**WORK TO DO:**
Render the material again word for word, skipping the pictures in it.

** Start of INPUT FOR THIS TASK **

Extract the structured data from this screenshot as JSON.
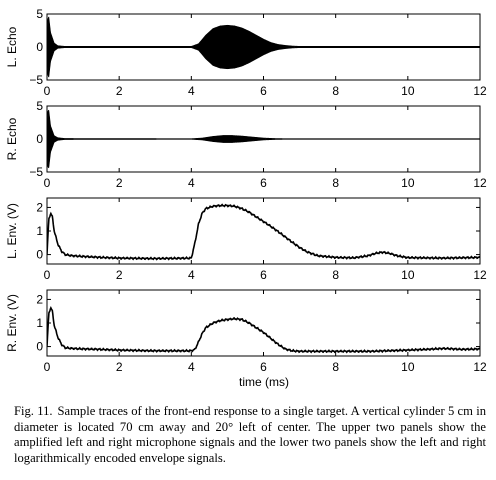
{
  "figure": {
    "x_label": "time (ms)",
    "panels": [
      {
        "ylabel": "L. Echo",
        "yticks": [
          -5,
          0,
          5
        ],
        "ylim": [
          -5,
          5
        ],
        "xlim": [
          0,
          12
        ],
        "xticks": [
          0,
          2,
          4,
          6,
          8,
          10,
          12
        ]
      },
      {
        "ylabel": "R. Echo",
        "yticks": [
          -5,
          0,
          5
        ],
        "ylim": [
          -5,
          5
        ],
        "xlim": [
          0,
          12
        ],
        "xticks": [
          0,
          2,
          4,
          6,
          8,
          10,
          12
        ]
      },
      {
        "ylabel": "L. Env. (V)",
        "yticks": [
          0,
          1,
          2
        ],
        "ylim": [
          -0.4,
          2.4
        ],
        "xlim": [
          0,
          12
        ],
        "xticks": [
          0,
          2,
          4,
          6,
          8,
          10,
          12
        ]
      },
      {
        "ylabel": "R. Env. (V)",
        "yticks": [
          0,
          1,
          2
        ],
        "ylim": [
          -0.4,
          2.4
        ],
        "xlim": [
          0,
          12
        ],
        "xticks": [
          0,
          2,
          4,
          6,
          8,
          10,
          12
        ]
      }
    ]
  },
  "chart_data": [
    {
      "type": "line",
      "xlabel": "",
      "ylabel": "L. Echo",
      "xlim": [
        0,
        12
      ],
      "ylim": [
        -5,
        5
      ],
      "envelope": {
        "x": [
          0,
          0.02,
          0.05,
          0.1,
          0.2,
          0.3,
          0.5,
          4.0,
          4.2,
          4.4,
          4.6,
          4.8,
          5.0,
          5.2,
          5.4,
          5.6,
          5.8,
          6.0,
          6.2,
          6.4,
          6.6,
          6.8,
          7.0,
          12
        ],
        "y": [
          0.2,
          4.2,
          4.6,
          2.2,
          0.6,
          0.2,
          0.1,
          0.1,
          0.5,
          1.8,
          2.8,
          3.2,
          3.3,
          3.2,
          2.9,
          2.4,
          1.8,
          1.2,
          0.7,
          0.4,
          0.25,
          0.15,
          0.1,
          0.1
        ]
      }
    },
    {
      "type": "line",
      "xlabel": "",
      "ylabel": "R. Echo",
      "xlim": [
        0,
        12
      ],
      "ylim": [
        -5,
        5
      ],
      "envelope": {
        "x": [
          0,
          0.02,
          0.05,
          0.1,
          0.2,
          0.3,
          0.5,
          4.0,
          4.3,
          4.6,
          4.9,
          5.1,
          5.4,
          5.7,
          6.0,
          6.3,
          6.6,
          12
        ],
        "y": [
          0.2,
          4.2,
          4.4,
          2.0,
          0.5,
          0.2,
          0.08,
          0.05,
          0.15,
          0.4,
          0.55,
          0.55,
          0.45,
          0.3,
          0.15,
          0.08,
          0.05,
          0.05
        ]
      }
    },
    {
      "type": "line",
      "xlabel": "",
      "ylabel": "L. Env. (V)",
      "xlim": [
        0,
        12
      ],
      "ylim": [
        -0.4,
        2.4
      ],
      "x": [
        0,
        0.05,
        0.1,
        0.15,
        0.2,
        0.3,
        0.4,
        0.5,
        0.7,
        1.0,
        1.5,
        2.0,
        3.0,
        4.0,
        4.1,
        4.2,
        4.3,
        4.4,
        4.6,
        4.8,
        5.0,
        5.2,
        5.4,
        5.6,
        5.8,
        6.0,
        6.2,
        6.4,
        6.6,
        6.8,
        7.0,
        7.2,
        7.5,
        8.0,
        8.5,
        8.9,
        9.1,
        9.3,
        9.5,
        9.7,
        10.0,
        11.0,
        12.0
      ],
      "y": [
        0.0,
        1.5,
        1.75,
        1.6,
        1.0,
        0.45,
        0.15,
        0.0,
        -0.05,
        -0.08,
        -0.12,
        -0.15,
        -0.17,
        -0.15,
        0.5,
        1.3,
        1.75,
        1.95,
        2.05,
        2.08,
        2.08,
        2.05,
        1.95,
        1.8,
        1.6,
        1.4,
        1.2,
        0.98,
        0.75,
        0.52,
        0.3,
        0.12,
        -0.05,
        -0.12,
        -0.14,
        -0.05,
        0.05,
        0.1,
        0.05,
        -0.05,
        -0.13,
        -0.15,
        -0.12
      ]
    },
    {
      "type": "line",
      "xlabel": "time (ms)",
      "ylabel": "R. Env. (V)",
      "xlim": [
        0,
        12
      ],
      "ylim": [
        -0.4,
        2.4
      ],
      "x": [
        0,
        0.05,
        0.1,
        0.15,
        0.2,
        0.3,
        0.4,
        0.5,
        0.7,
        1.0,
        1.5,
        2.0,
        3.0,
        4.0,
        4.1,
        4.2,
        4.3,
        4.4,
        4.6,
        4.8,
        5.0,
        5.2,
        5.4,
        5.6,
        5.8,
        6.0,
        6.2,
        6.4,
        6.6,
        6.8,
        7.0,
        8.0,
        9.0,
        10.0,
        10.5,
        11.0,
        11.5,
        12.0
      ],
      "y": [
        0.0,
        1.4,
        1.65,
        1.5,
        0.9,
        0.4,
        0.1,
        -0.05,
        -0.08,
        -0.1,
        -0.12,
        -0.15,
        -0.18,
        -0.18,
        -0.12,
        0.2,
        0.55,
        0.8,
        1.0,
        1.1,
        1.15,
        1.18,
        1.15,
        1.0,
        0.8,
        0.6,
        0.35,
        0.1,
        -0.1,
        -0.18,
        -0.2,
        -0.2,
        -0.2,
        -0.15,
        -0.12,
        -0.08,
        -0.12,
        -0.1
      ]
    }
  ],
  "caption": {
    "label": "Fig. 11.",
    "text": "Sample traces of the front-end response to a single target. A vertical cylinder 5 cm in diameter is located 70 cm away and 20° left of center. The upper two panels show the amplified left and right microphone signals and the lower two panels show the left and right logarithmically encoded envelope signals."
  }
}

** End of INPUT FOR THIS TASK **

**THE COMPLETED TASK:**
Extract the structured data from this screenshot as JSON.
{
  "figure": {
    "x_label": "time (ms)",
    "panels": [
      {
        "ylabel": "L. Echo",
        "yticks": [
          -5,
          0,
          5
        ],
        "ylim": [
          -5,
          5
        ],
        "xlim": [
          0,
          12
        ],
        "xticks": [
          0,
          2,
          4,
          6,
          8,
          10,
          12
        ]
      },
      {
        "ylabel": "R. Echo",
        "yticks": [
          -5,
          0,
          5
        ],
        "ylim": [
          -5,
          5
        ],
        "xlim": [
          0,
          12
        ],
        "xticks": [
          0,
          2,
          4,
          6,
          8,
          10,
          12
        ]
      },
      {
        "ylabel": "L. Env. (V)",
        "yticks": [
          0,
          1,
          2
        ],
        "ylim": [
          -0.4,
          2.4
        ],
        "xlim": [
          0,
          12
        ],
        "xticks": [
          0,
          2,
          4,
          6,
          8,
          10,
          12
        ]
      },
      {
        "ylabel": "R. Env. (V)",
        "yticks": [
          0,
          1,
          2
        ],
        "ylim": [
          -0.4,
          2.4
        ],
        "xlim": [
          0,
          12
        ],
        "xticks": [
          0,
          2,
          4,
          6,
          8,
          10,
          12
        ]
      }
    ]
  },
  "chart_data": [
    {
      "type": "line",
      "xlabel": "",
      "ylabel": "L. Echo",
      "xlim": [
        0,
        12
      ],
      "ylim": [
        -5,
        5
      ],
      "envelope": {
        "x": [
          0,
          0.02,
          0.05,
          0.1,
          0.2,
          0.3,
          0.5,
          4.0,
          4.2,
          4.4,
          4.6,
          4.8,
          5.0,
          5.2,
          5.4,
          5.6,
          5.8,
          6.0,
          6.2,
          6.4,
          6.6,
          6.8,
          7.0,
          12
        ],
        "y": [
          0.2,
          4.2,
          4.6,
          2.2,
          0.6,
          0.2,
          0.1,
          0.1,
          0.5,
          1.8,
          2.8,
          3.2,
          3.3,
          3.2,
          2.9,
          2.4,
          1.8,
          1.2,
          0.7,
          0.4,
          0.25,
          0.15,
          0.1,
          0.1
        ]
      }
    },
    {
      "type": "line",
      "xlabel": "",
      "ylabel": "R. Echo",
      "xlim": [
        0,
        12
      ],
      "ylim": [
        -5,
        5
      ],
      "envelope": {
        "x": [
          0,
          0.02,
          0.05,
          0.1,
          0.2,
          0.3,
          0.5,
          4.0,
          4.3,
          4.6,
          4.9,
          5.1,
          5.4,
          5.7,
          6.0,
          6.3,
          6.6,
          12
        ],
        "y": [
          0.2,
          4.2,
          4.4,
          2.0,
          0.5,
          0.2,
          0.08,
          0.05,
          0.15,
          0.4,
          0.55,
          0.55,
          0.45,
          0.3,
          0.15,
          0.08,
          0.05,
          0.05
        ]
      }
    },
    {
      "type": "line",
      "xlabel": "",
      "ylabel": "L. Env. (V)",
      "xlim": [
        0,
        12
      ],
      "ylim": [
        -0.4,
        2.4
      ],
      "x": [
        0,
        0.05,
        0.1,
        0.15,
        0.2,
        0.3,
        0.4,
        0.5,
        0.7,
        1.0,
        1.5,
        2.0,
        3.0,
        4.0,
        4.1,
        4.2,
        4.3,
        4.4,
        4.6,
        4.8,
        5.0,
        5.2,
        5.4,
        5.6,
        5.8,
        6.0,
        6.2,
        6.4,
        6.6,
        6.8,
        7.0,
        7.2,
        7.5,
        8.0,
        8.5,
        8.9,
        9.1,
        9.3,
        9.5,
        9.7,
        10.0,
        11.0,
        12.0
      ],
      "y": [
        0.0,
        1.5,
        1.75,
        1.6,
        1.0,
        0.45,
        0.15,
        0.0,
        -0.05,
        -0.08,
        -0.12,
        -0.15,
        -0.17,
        -0.15,
        0.5,
        1.3,
        1.75,
        1.95,
        2.05,
        2.08,
        2.08,
        2.05,
        1.95,
        1.8,
        1.6,
        1.4,
        1.2,
        0.98,
        0.75,
        0.52,
        0.3,
        0.12,
        -0.05,
        -0.12,
        -0.14,
        -0.05,
        0.05,
        0.1,
        0.05,
        -0.05,
        -0.13,
        -0.15,
        -0.12
      ]
    },
    {
      "type": "line",
      "xlabel": "time (ms)",
      "ylabel": "R. Env. (V)",
      "xlim": [
        0,
        12
      ],
      "ylim": [
        -0.4,
        2.4
      ],
      "x": [
        0,
        0.05,
        0.1,
        0.15,
        0.2,
        0.3,
        0.4,
        0.5,
        0.7,
        1.0,
        1.5,
        2.0,
        3.0,
        4.0,
        4.1,
        4.2,
        4.3,
        4.4,
        4.6,
        4.8,
        5.0,
        5.2,
        5.4,
        5.6,
        5.8,
        6.0,
        6.2,
        6.4,
        6.6,
        6.8,
        7.0,
        8.0,
        9.0,
        10.0,
        10.5,
        11.0,
        11.5,
        12.0
      ],
      "y": [
        0.0,
        1.4,
        1.65,
        1.5,
        0.9,
        0.4,
        0.1,
        -0.05,
        -0.08,
        -0.1,
        -0.12,
        -0.15,
        -0.18,
        -0.18,
        -0.12,
        0.2,
        0.55,
        0.8,
        1.0,
        1.1,
        1.15,
        1.18,
        1.15,
        1.0,
        0.8,
        0.6,
        0.35,
        0.1,
        -0.1,
        -0.18,
        -0.2,
        -0.2,
        -0.2,
        -0.15,
        -0.12,
        -0.08,
        -0.12,
        -0.1
      ]
    }
  ],
  "caption": {
    "label": "Fig. 11.",
    "text": "Sample traces of the front-end response to a single target. A vertical cylinder 5 cm in diameter is located 70 cm away and 20° left of center. The upper two panels show the amplified left and right microphone signals and the lower two panels show the left and right logarithmically encoded envelope signals."
  }
}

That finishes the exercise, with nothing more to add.